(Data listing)

+===+

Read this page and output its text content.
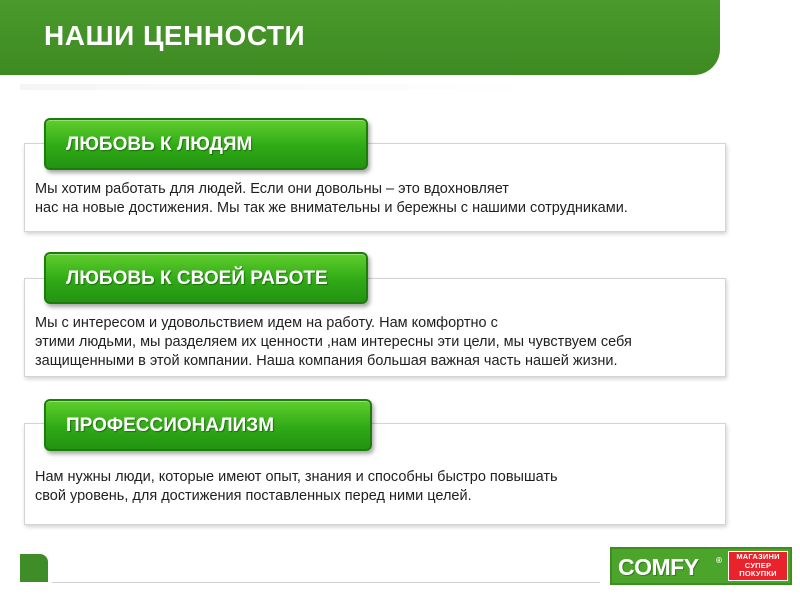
НАШИ ЦЕННОСТИ
Мы хотим работать для людей. Если они довольны – это вдохновляет
нас на новые достижения. Мы так же внимательны и бережны с нашими сотрудниками.
ЛЮБОВЬ К ЛЮДЯМ
Мы с интересом и удовольствием идем на работу. Нам комфортно с
этими людьми, мы разделяем их ценности ,нам интересны эти цели, мы чувствуем себя
защищенными в этой компании. Наша компания большая важная часть нашей жизни.
ЛЮБОВЬ К СВОЕЙ РАБОТЕ
Нам нужны люди, которые имеют опыт, знания и способны быстро повышать
свой уровень, для достижения поставленных перед ними целей.
ПРОФЕССИОНАЛИЗМ
COMFY ® МАГАЗИНИ
СУПЕР
ПОКУПКИ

+===+

Task brief
Without including any pictures, print each record exactly.

Task answer
Read this page and output its text content.
НАШИ ЦЕННОСТИ
Мы хотим работать для людей. Если они довольны – это вдохновляет
нас на новые достижения. Мы так же внимательны и бережны с нашими сотрудниками.
ЛЮБОВЬ К ЛЮДЯМ
Мы с интересом и удовольствием идем на работу. Нам комфортно с
этими людьми, мы разделяем их ценности ,нам интересны эти цели, мы чувствуем себя
защищенными в этой компании. Наша компания большая важная часть нашей жизни.
ЛЮБОВЬ К СВОЕЙ РАБОТЕ
Нам нужны люди, которые имеют опыт, знания и способны быстро повышать
свой уровень, для достижения поставленных перед ними целей.
ПРОФЕССИОНАЛИЗМ
COMFY ® МАГАЗИНИ
СУПЕР
ПОКУПКИ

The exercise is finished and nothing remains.